> WHAT IS NEEDED
Exactly reproduce all the records, keeping pictures out of the copy.

--- start of DATASET ENTRIES ---

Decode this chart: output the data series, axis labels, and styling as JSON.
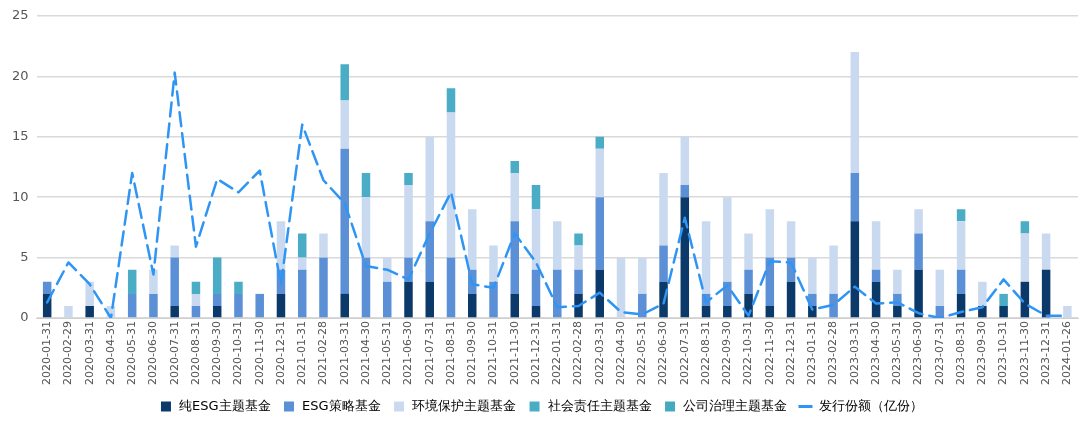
{
  "chart_data": {
    "type": "bar",
    "stacked": true,
    "categories": [
      "2020-01-31",
      "2020-02-29",
      "2020-03-31",
      "2020-04-30",
      "2020-05-31",
      "2020-06-30",
      "2020-07-31",
      "2020-08-31",
      "2020-09-30",
      "2020-10-31",
      "2020-11-30",
      "2020-12-31",
      "2021-01-31",
      "2021-02-28",
      "2021-03-31",
      "2021-04-30",
      "2021-05-31",
      "2021-06-30",
      "2021-07-31",
      "2021-08-31",
      "2021-09-30",
      "2021-10-31",
      "2021-11-30",
      "2021-12-31",
      "2022-01-31",
      "2022-02-28",
      "2022-03-31",
      "2022-04-30",
      "2022-05-31",
      "2022-06-30",
      "2022-07-31",
      "2022-08-31",
      "2022-09-30",
      "2022-10-31",
      "2022-11-30",
      "2022-12-31",
      "2023-01-31",
      "2023-02-28",
      "2023-03-31",
      "2023-04-30",
      "2023-05-31",
      "2023-06-30",
      "2023-07-31",
      "2023-08-31",
      "2023-09-30",
      "2023-10-31",
      "2023-11-30",
      "2023-12-31",
      "2024-01-26"
    ],
    "series": [
      {
        "name": "纯ESG主题基金",
        "color": "#0b3a6a",
        "values": [
          2,
          0,
          1,
          0,
          0,
          0,
          1,
          0,
          1,
          0,
          0,
          2,
          0,
          0,
          2,
          0,
          0,
          3,
          3,
          0,
          2,
          0,
          2,
          1,
          0,
          2,
          4,
          0,
          0,
          3,
          10,
          1,
          1,
          2,
          1,
          3,
          1,
          0,
          8,
          3,
          1,
          4,
          0,
          2,
          1,
          1,
          3,
          4,
          0
        ]
      },
      {
        "name": "ESG策略基金",
        "color": "#5b8fd6",
        "values": [
          1,
          0,
          0,
          0,
          2,
          2,
          4,
          1,
          1,
          2,
          2,
          2,
          4,
          5,
          12,
          5,
          3,
          2,
          5,
          5,
          2,
          3,
          6,
          3,
          4,
          2,
          6,
          0,
          2,
          3,
          1,
          1,
          2,
          2,
          4,
          2,
          1,
          2,
          4,
          1,
          1,
          3,
          1,
          2,
          0,
          0,
          0,
          0,
          0
        ]
      },
      {
        "name": "环境保护主题基金",
        "color": "#c9daf0",
        "values": [
          0,
          1,
          2,
          1,
          0,
          2,
          1,
          1,
          0,
          0,
          0,
          4,
          1,
          2,
          4,
          5,
          2,
          6,
          7,
          12,
          5,
          3,
          4,
          5,
          4,
          2,
          4,
          5,
          3,
          6,
          4,
          6,
          7,
          3,
          4,
          3,
          3,
          4,
          10,
          4,
          2,
          2,
          3,
          4,
          2,
          0,
          4,
          3,
          1
        ]
      },
      {
        "name": "社会责任主题基金",
        "color": "#4aacc5",
        "values": [
          0,
          0,
          0,
          0,
          2,
          0,
          0,
          1,
          3,
          1,
          0,
          0,
          2,
          0,
          3,
          2,
          0,
          1,
          0,
          2,
          0,
          0,
          1,
          2,
          0,
          1,
          1,
          0,
          0,
          0,
          0,
          0,
          0,
          0,
          0,
          0,
          0,
          0,
          0,
          0,
          0,
          0,
          0,
          1,
          0,
          1,
          1,
          0,
          0
        ]
      },
      {
        "name": "公司治理主题基金",
        "color": "#45a9c0",
        "values": [
          0,
          0,
          0,
          0,
          0,
          0,
          0,
          0,
          0,
          0,
          0,
          0,
          0,
          0,
          0,
          0,
          0,
          0,
          0,
          0,
          0,
          0,
          0,
          0,
          0,
          0,
          0,
          0,
          0,
          0,
          0,
          0,
          0,
          0,
          0,
          0,
          0,
          0,
          0,
          0,
          0,
          0,
          0,
          0,
          0,
          0,
          0,
          0,
          0
        ]
      },
      {
        "name": "发行份额（亿份）",
        "type": "line",
        "color": "#2f95f5",
        "line_style": "dashed",
        "marker": "none",
        "values": [
          1.3,
          4.6,
          2.8,
          0,
          12,
          3.6,
          20.3,
          5.9,
          11.5,
          10.4,
          12.2,
          2.8,
          16,
          11.4,
          9.5,
          4.3,
          4,
          3.2,
          7,
          10.4,
          2.8,
          2.5,
          7,
          4.6,
          0.9,
          1,
          2.1,
          0.5,
          0.3,
          1.2,
          8.3,
          1.3,
          2.7,
          0.2,
          4.7,
          4.6,
          0.7,
          1.1,
          2.6,
          1.2,
          1.3,
          0.4,
          0,
          0.5,
          0.9,
          3.2,
          1.2,
          0.2,
          0.2
        ]
      }
    ],
    "ylim": [
      0,
      25
    ],
    "yticks": [
      0,
      5,
      10,
      15,
      20,
      25
    ],
    "grid": "y",
    "legend": "bottom"
  }
}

--- end of DATASET ENTRIES ---

> ANSWER TO THIS PROBLEM
Decode this chart: output the data series, axis labels, and styling as JSON.
{
  "chart_data": {
    "type": "bar",
    "stacked": true,
    "categories": [
      "2020-01-31",
      "2020-02-29",
      "2020-03-31",
      "2020-04-30",
      "2020-05-31",
      "2020-06-30",
      "2020-07-31",
      "2020-08-31",
      "2020-09-30",
      "2020-10-31",
      "2020-11-30",
      "2020-12-31",
      "2021-01-31",
      "2021-02-28",
      "2021-03-31",
      "2021-04-30",
      "2021-05-31",
      "2021-06-30",
      "2021-07-31",
      "2021-08-31",
      "2021-09-30",
      "2021-10-31",
      "2021-11-30",
      "2021-12-31",
      "2022-01-31",
      "2022-02-28",
      "2022-03-31",
      "2022-04-30",
      "2022-05-31",
      "2022-06-30",
      "2022-07-31",
      "2022-08-31",
      "2022-09-30",
      "2022-10-31",
      "2022-11-30",
      "2022-12-31",
      "2023-01-31",
      "2023-02-28",
      "2023-03-31",
      "2023-04-30",
      "2023-05-31",
      "2023-06-30",
      "2023-07-31",
      "2023-08-31",
      "2023-09-30",
      "2023-10-31",
      "2023-11-30",
      "2023-12-31",
      "2024-01-26"
    ],
    "series": [
      {
        "name": "纯ESG主题基金",
        "color": "#0b3a6a",
        "values": [
          2,
          0,
          1,
          0,
          0,
          0,
          1,
          0,
          1,
          0,
          0,
          2,
          0,
          0,
          2,
          0,
          0,
          3,
          3,
          0,
          2,
          0,
          2,
          1,
          0,
          2,
          4,
          0,
          0,
          3,
          10,
          1,
          1,
          2,
          1,
          3,
          1,
          0,
          8,
          3,
          1,
          4,
          0,
          2,
          1,
          1,
          3,
          4,
          0
        ]
      },
      {
        "name": "ESG策略基金",
        "color": "#5b8fd6",
        "values": [
          1,
          0,
          0,
          0,
          2,
          2,
          4,
          1,
          1,
          2,
          2,
          2,
          4,
          5,
          12,
          5,
          3,
          2,
          5,
          5,
          2,
          3,
          6,
          3,
          4,
          2,
          6,
          0,
          2,
          3,
          1,
          1,
          2,
          2,
          4,
          2,
          1,
          2,
          4,
          1,
          1,
          3,
          1,
          2,
          0,
          0,
          0,
          0,
          0
        ]
      },
      {
        "name": "环境保护主题基金",
        "color": "#c9daf0",
        "values": [
          0,
          1,
          2,
          1,
          0,
          2,
          1,
          1,
          0,
          0,
          0,
          4,
          1,
          2,
          4,
          5,
          2,
          6,
          7,
          12,
          5,
          3,
          4,
          5,
          4,
          2,
          4,
          5,
          3,
          6,
          4,
          6,
          7,
          3,
          4,
          3,
          3,
          4,
          10,
          4,
          2,
          2,
          3,
          4,
          2,
          0,
          4,
          3,
          1
        ]
      },
      {
        "name": "社会责任主题基金",
        "color": "#4aacc5",
        "values": [
          0,
          0,
          0,
          0,
          2,
          0,
          0,
          1,
          3,
          1,
          0,
          0,
          2,
          0,
          3,
          2,
          0,
          1,
          0,
          2,
          0,
          0,
          1,
          2,
          0,
          1,
          1,
          0,
          0,
          0,
          0,
          0,
          0,
          0,
          0,
          0,
          0,
          0,
          0,
          0,
          0,
          0,
          0,
          1,
          0,
          1,
          1,
          0,
          0
        ]
      },
      {
        "name": "公司治理主题基金",
        "color": "#45a9c0",
        "values": [
          0,
          0,
          0,
          0,
          0,
          0,
          0,
          0,
          0,
          0,
          0,
          0,
          0,
          0,
          0,
          0,
          0,
          0,
          0,
          0,
          0,
          0,
          0,
          0,
          0,
          0,
          0,
          0,
          0,
          0,
          0,
          0,
          0,
          0,
          0,
          0,
          0,
          0,
          0,
          0,
          0,
          0,
          0,
          0,
          0,
          0,
          0,
          0,
          0
        ]
      },
      {
        "name": "发行份额（亿份）",
        "type": "line",
        "color": "#2f95f5",
        "line_style": "dashed",
        "marker": "none",
        "values": [
          1.3,
          4.6,
          2.8,
          0,
          12,
          3.6,
          20.3,
          5.9,
          11.5,
          10.4,
          12.2,
          2.8,
          16,
          11.4,
          9.5,
          4.3,
          4,
          3.2,
          7,
          10.4,
          2.8,
          2.5,
          7,
          4.6,
          0.9,
          1,
          2.1,
          0.5,
          0.3,
          1.2,
          8.3,
          1.3,
          2.7,
          0.2,
          4.7,
          4.6,
          0.7,
          1.1,
          2.6,
          1.2,
          1.3,
          0.4,
          0,
          0.5,
          0.9,
          3.2,
          1.2,
          0.2,
          0.2
        ]
      }
    ],
    "ylim": [
      0,
      25
    ],
    "yticks": [
      0,
      5,
      10,
      15,
      20,
      25
    ],
    "grid": "y",
    "legend": "bottom"
  }
}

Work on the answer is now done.